▸ Exercise description
Count the lines of the records that contain the string "chart", and give only the number.

_ _ _ _

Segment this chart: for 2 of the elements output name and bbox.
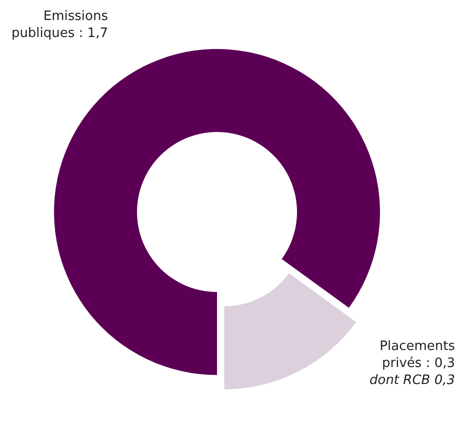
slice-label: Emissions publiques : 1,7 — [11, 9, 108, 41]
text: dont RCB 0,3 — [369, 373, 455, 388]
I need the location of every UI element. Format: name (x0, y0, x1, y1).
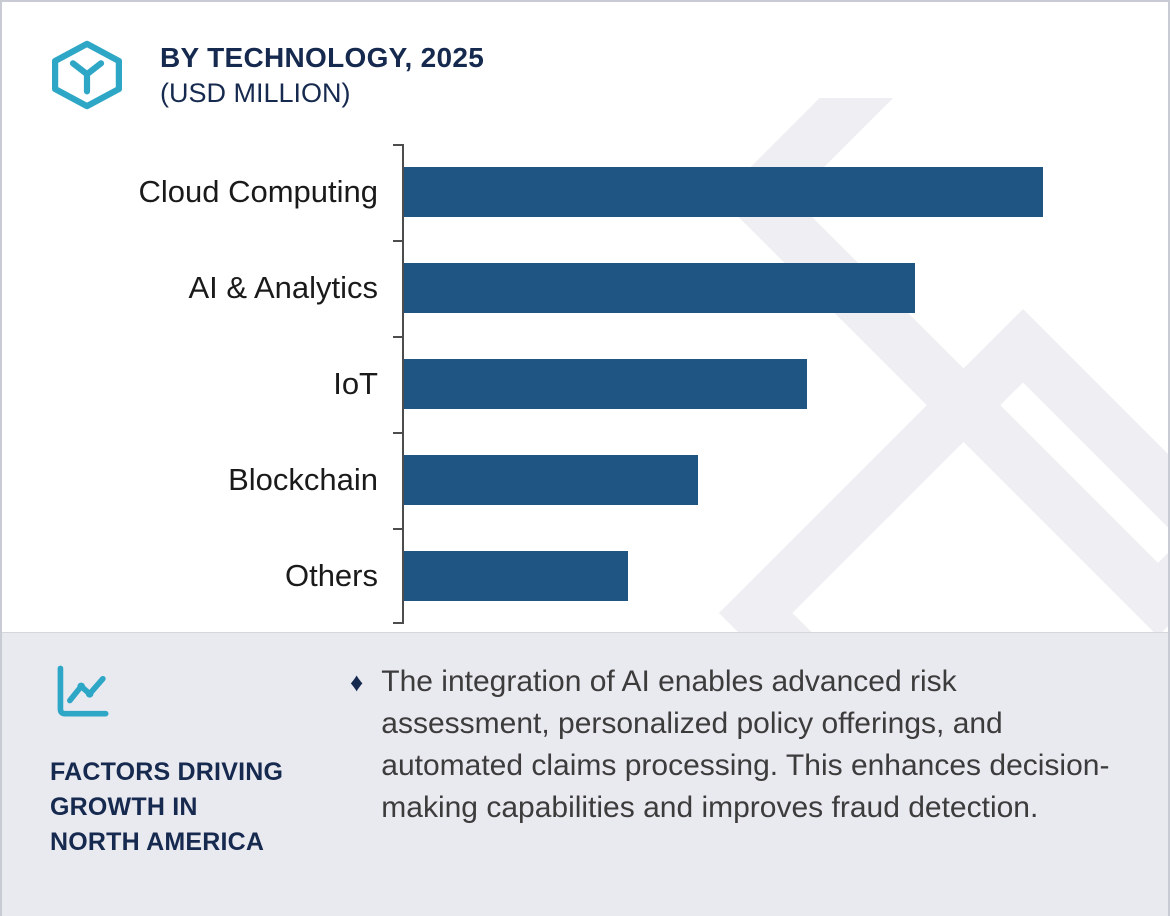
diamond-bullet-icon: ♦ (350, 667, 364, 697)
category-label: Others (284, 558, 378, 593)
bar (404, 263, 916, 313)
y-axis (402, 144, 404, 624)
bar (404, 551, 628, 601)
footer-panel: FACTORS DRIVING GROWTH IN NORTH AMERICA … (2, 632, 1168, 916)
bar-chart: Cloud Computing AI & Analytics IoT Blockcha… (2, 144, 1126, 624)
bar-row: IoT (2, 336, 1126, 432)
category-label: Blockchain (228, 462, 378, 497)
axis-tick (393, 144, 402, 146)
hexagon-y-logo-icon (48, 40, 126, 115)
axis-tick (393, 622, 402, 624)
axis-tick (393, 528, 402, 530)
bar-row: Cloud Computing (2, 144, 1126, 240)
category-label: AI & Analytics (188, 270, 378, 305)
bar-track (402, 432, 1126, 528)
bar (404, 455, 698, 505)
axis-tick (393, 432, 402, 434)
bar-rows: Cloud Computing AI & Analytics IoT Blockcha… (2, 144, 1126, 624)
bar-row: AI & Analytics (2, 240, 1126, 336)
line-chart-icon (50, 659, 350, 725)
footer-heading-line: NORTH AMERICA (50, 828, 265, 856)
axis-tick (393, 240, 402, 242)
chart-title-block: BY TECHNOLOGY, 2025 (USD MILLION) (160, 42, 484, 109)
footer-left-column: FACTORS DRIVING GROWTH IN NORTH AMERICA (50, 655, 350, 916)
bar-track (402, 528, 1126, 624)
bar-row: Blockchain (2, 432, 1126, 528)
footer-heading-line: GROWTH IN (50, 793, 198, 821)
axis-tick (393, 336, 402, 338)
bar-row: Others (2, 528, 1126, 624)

_ _ _ _

▸ Answer for the task
4